### [The task]
Only the pictures are left out: repeat the rest of the entries exactly.
+--
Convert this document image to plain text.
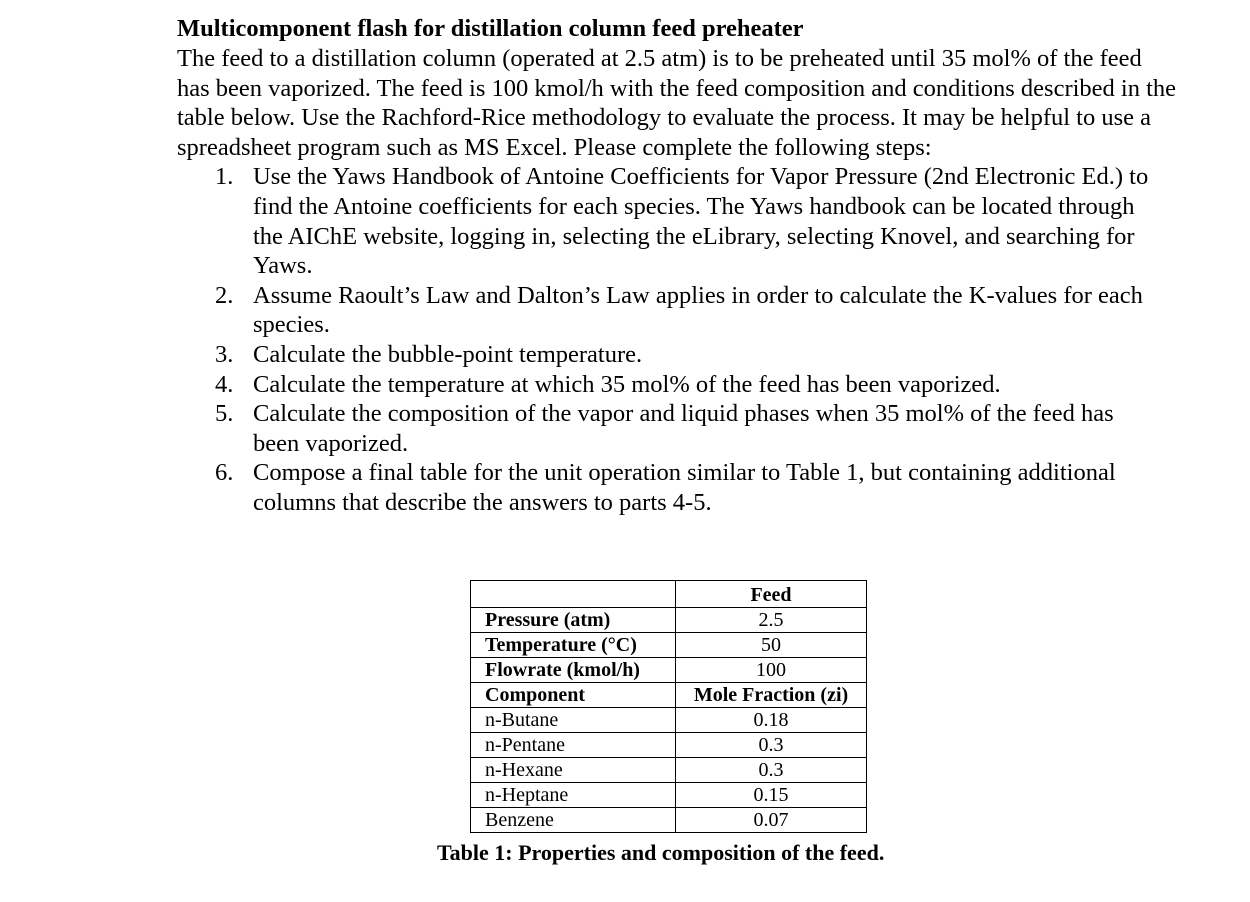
Multicomponent flash for distillation column feed preheater

The feed to a distillation column (operated at 2.5 atm) is to be preheated until 35 mol% of the feed has been vaporized. The feed is 100 kmol/h with the feed composition and conditions described in the table below. Use the Rachford-Rice methodology to evaluate the process. It may be helpful to use a spreadsheet program such as MS Excel. Please complete the following steps:

1. Use the Yaws Handbook of Antoine Coefficients for Vapor Pressure (2nd Electronic Ed.) to find the Antoine coefficients for each species. The Yaws handbook can be located through the AIChE website, logging in, selecting the eLibrary, selecting Knovel, and searching for Yaws.
2. Assume Raoult’s Law and Dalton’s Law applies in order to calculate the K-values for each species.
3. Calculate the bubble-point temperature.
4. Calculate the temperature at which 35 mol% of the feed has been vaporized.
5. Calculate the composition of the vapor and liquid phases when 35 mol% of the feed has been vaporized.
6. Compose a final table for the unit operation similar to Table 1, but containing additional columns that describe the answers to parts 4-5.
	Feed
Pressure (atm)	2.5
Temperature (°C)	50
Flowrate (kmol/h)	100
Component	Mole Fraction (zi)
n-Butane	0.18
n-Pentane	0.3
n-Hexane	0.3
n-Heptane	0.15
Benzene	0.07
Table 1: Properties and composition of the feed.
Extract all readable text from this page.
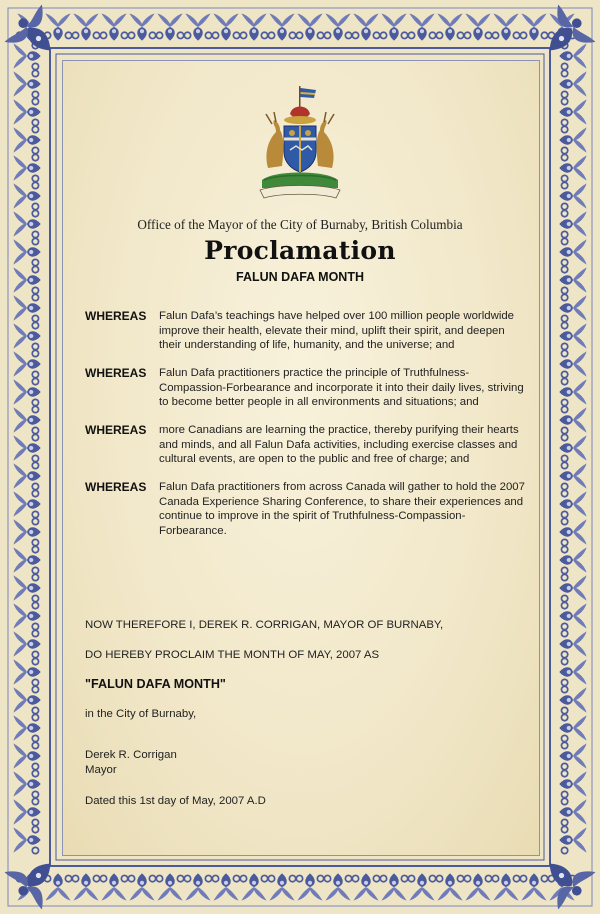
Office of the Mayor of the City of Burnaby, British Columbia
Proclamation
FALUN DAFA MONTH
WHEREAS Falun Dafa’s teachings have helped over 100 million people worldwide improve their health, elevate their mind, uplift their spirit, and deepen their understanding of life, humanity, and the universe; and
WHEREAS Falun Dafa practitioners practice the principle of Truthfulness-Compassion-Forbearance and incorporate it into their daily lives, striving to become better people in all environments and situations; and
WHEREAS more Canadians are learning the practice, thereby purifying their hearts and minds, and all Falun Dafa activities, including exercise classes and cultural events, are open to the public and free of charge; and
WHEREAS Falun Dafa practitioners from across Canada will gather to hold the 2007 Canada Experience Sharing Conference, to share their experiences and continue to improve in the spirit of Truthfulness-Compassion-Forbearance.
NOW THEREFORE I, DEREK R. CORRIGAN, MAYOR OF BURNABY,
DO HEREBY PROCLAIM THE MONTH OF MAY, 2007 AS
"FALUN DAFA MONTH"
in the City of Burnaby,
Derek R. Corrigan
Mayor
Dated this 1st day of May, 2007 A.D
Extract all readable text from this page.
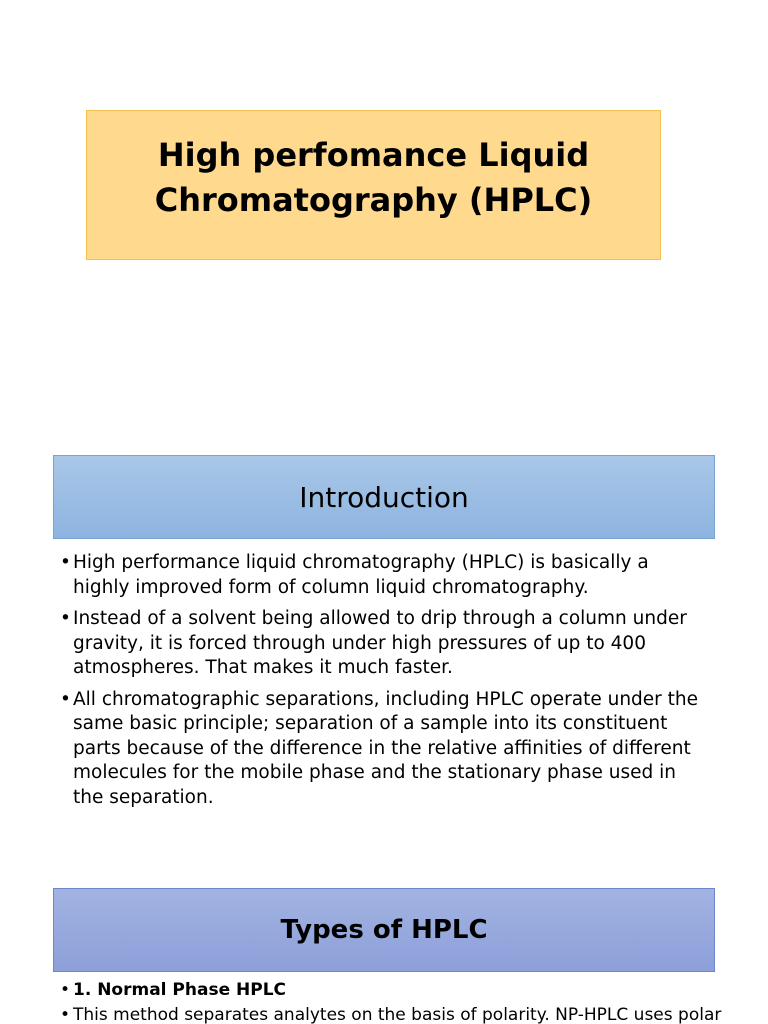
High perfomance Liquid
Chromatography (HPLC)
Introduction
• High performance liquid chromatography (HPLC) is basically a highly improved form of column liquid chromatography.
• Instead of a solvent being allowed to drip through a column under gravity, it is forced through under high pressures of up to 400 atmospheres. That makes it much faster.
• All chromatographic separations, including HPLC operate under the same basic principle; separation of a sample into its constituent parts because of the difference in the relative affinities of different molecules for the mobile phase and the stationary phase used in the separation.
Types of HPLC
• 1. Normal Phase HPLC
• This method separates analytes on the basis of polarity. NP-HPLC uses polar
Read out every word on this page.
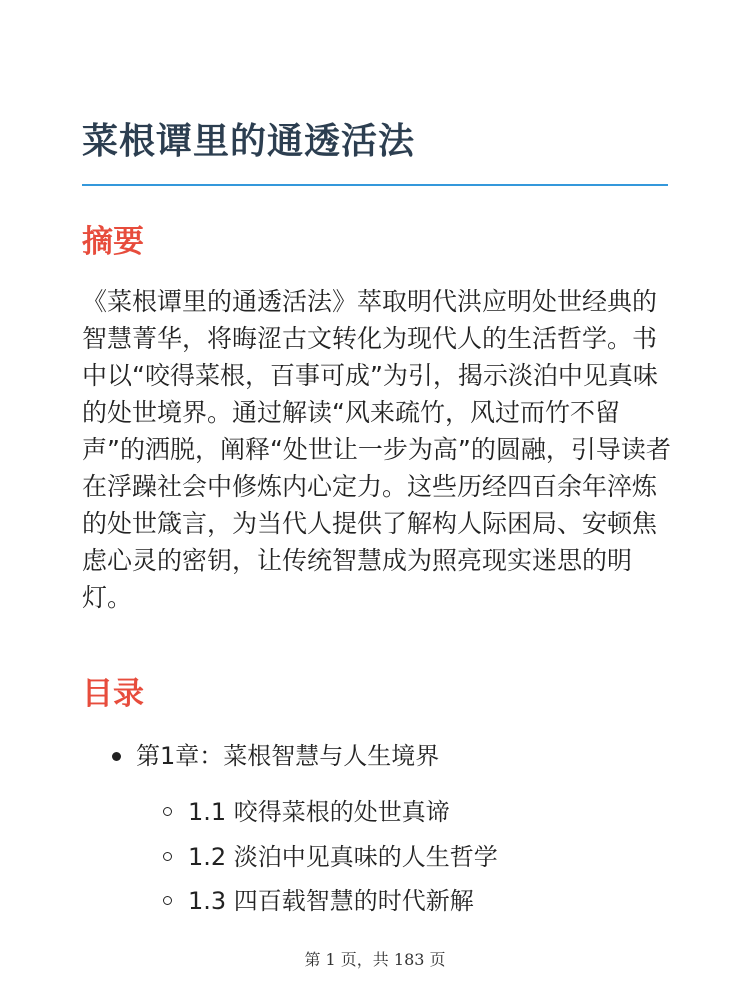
菜根谭里的通透活法
摘要

《菜根谭里的通透活法》萃取明代洪应明处世经典的智慧菁华，将晦涩古文转化为现代人的生活哲学。书中以“咬得菜根，百事可成”为引，揭示淡泊中见真味的处世境界。通过解读“风来疏竹，风过而竹不留声”的洒脱，阐释“处世让一步为高”的圆融，引导读者在浮躁社会中修炼内心定力。这些历经四百余年淬炼的处世箴言，为当代人提供了解构人际困局、安顿焦虑心灵的密钥，让传统智慧成为照亮现实迷思的明灯。

目录
第1章：菜根智慧与人生境界
1.1 咬得菜根的处世真谛
1.2 淡泊中见真味的人生哲学
1.3 四百载智慧的时代新解
第 1 页，共 183 页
+--
### [Worked solution]
Convert this document image to plain text.
Multicomponent flash for distillation column feed preheater

The feed to a distillation column (operated at 2.5 atm) is to be preheated until 35 mol% of the feed has been vaporized. The feed is 100 kmol/h with the feed composition and conditions described in the table below. Use the Rachford-Rice methodology to evaluate the process. It may be helpful to use a spreadsheet program such as MS Excel. Please complete the following steps:

1. Use the Yaws Handbook of Antoine Coefficients for Vapor Pressure (2nd Electronic Ed.) to find the Antoine coefficients for each species. The Yaws handbook can be located through the AIChE website, logging in, selecting the eLibrary, selecting Knovel, and searching for Yaws.
2. Assume Raoult’s Law and Dalton’s Law applies in order to calculate the K-values for each species.
3. Calculate the bubble-point temperature.
4. Calculate the temperature at which 35 mol% of the feed has been vaporized.
5. Calculate the composition of the vapor and liquid phases when 35 mol% of the feed has been vaporized.
6. Compose a final table for the unit operation similar to Table 1, but containing additional columns that describe the answers to parts 4-5.
	Feed
Pressure (atm)	2.5
Temperature (°C)	50
Flowrate (kmol/h)	100
Component	Mole Fraction (zi)
n-Butane	0.18
n-Pentane	0.3
n-Hexane	0.3
n-Heptane	0.15
Benzene	0.07
Table 1: Properties and composition of the feed.
Extract all readable text from this page.
Office of the Mayor of the City of Burnaby, British Columbia
Proclamation
FALUN DAFA MONTH
WHEREAS Falun Dafa’s teachings have helped over 100 million people worldwide improve their health, elevate their mind, uplift their spirit, and deepen their understanding of life, humanity, and the universe; and
WHEREAS Falun Dafa practitioners practice the principle of Truthfulness-Compassion-Forbearance and incorporate it into their daily lives, striving to become better people in all environments and situations; and
WHEREAS more Canadians are learning the practice, thereby purifying their hearts and minds, and all Falun Dafa activities, including exercise classes and cultural events, are open to the public and free of charge; and
WHEREAS Falun Dafa practitioners from across Canada will gather to hold the 2007 Canada Experience Sharing Conference, to share their experiences and continue to improve in the spirit of Truthfulness-Compassion-Forbearance.
NOW THEREFORE I, DEREK R. CORRIGAN, MAYOR OF BURNABY,
DO HEREBY PROCLAIM THE MONTH OF MAY, 2007 AS
"FALUN DAFA MONTH"
in the City of Burnaby,
Derek R. Corrigan
Mayor
Dated this 1st day of May, 2007 A.D
Extract all readable text from this page.
High perfomance Liquid
Chromatography (HPLC)
Introduction
• High performance liquid chromatography (HPLC) is basically a highly improved form of column liquid chromatography.
• Instead of a solvent being allowed to drip through a column under gravity, it is forced through under high pressures of up to 400 atmospheres. That makes it much faster.
• All chromatographic separations, including HPLC operate under the same basic principle; separation of a sample into its constituent parts because of the difference in the relative affinities of different molecules for the mobile phase and the stationary phase used in the separation.
Types of HPLC
• 1. Normal Phase HPLC
• This method separates analytes on the basis of polarity. NP-HPLC uses polar
Read out every word on this page.
菜根谭里的通透活法
摘要

《菜根谭里的通透活法》萃取明代洪应明处世经典的智慧菁华，将晦涩古文转化为现代人的生活哲学。书中以“咬得菜根，百事可成”为引，揭示淡泊中见真味的处世境界。通过解读“风来疏竹，风过而竹不留声”的洒脱，阐释“处世让一步为高”的圆融，引导读者在浮躁社会中修炼内心定力。这些历经四百余年淬炼的处世箴言，为当代人提供了解构人际困局、安顿焦虑心灵的密钥，让传统智慧成为照亮现实迷思的明灯。

目录
第1章：菜根智慧与人生境界
1.1 咬得菜根的处世真谛
1.2 淡泊中见真味的人生哲学
1.3 四百载智慧的时代新解
第 1 页，共 183 页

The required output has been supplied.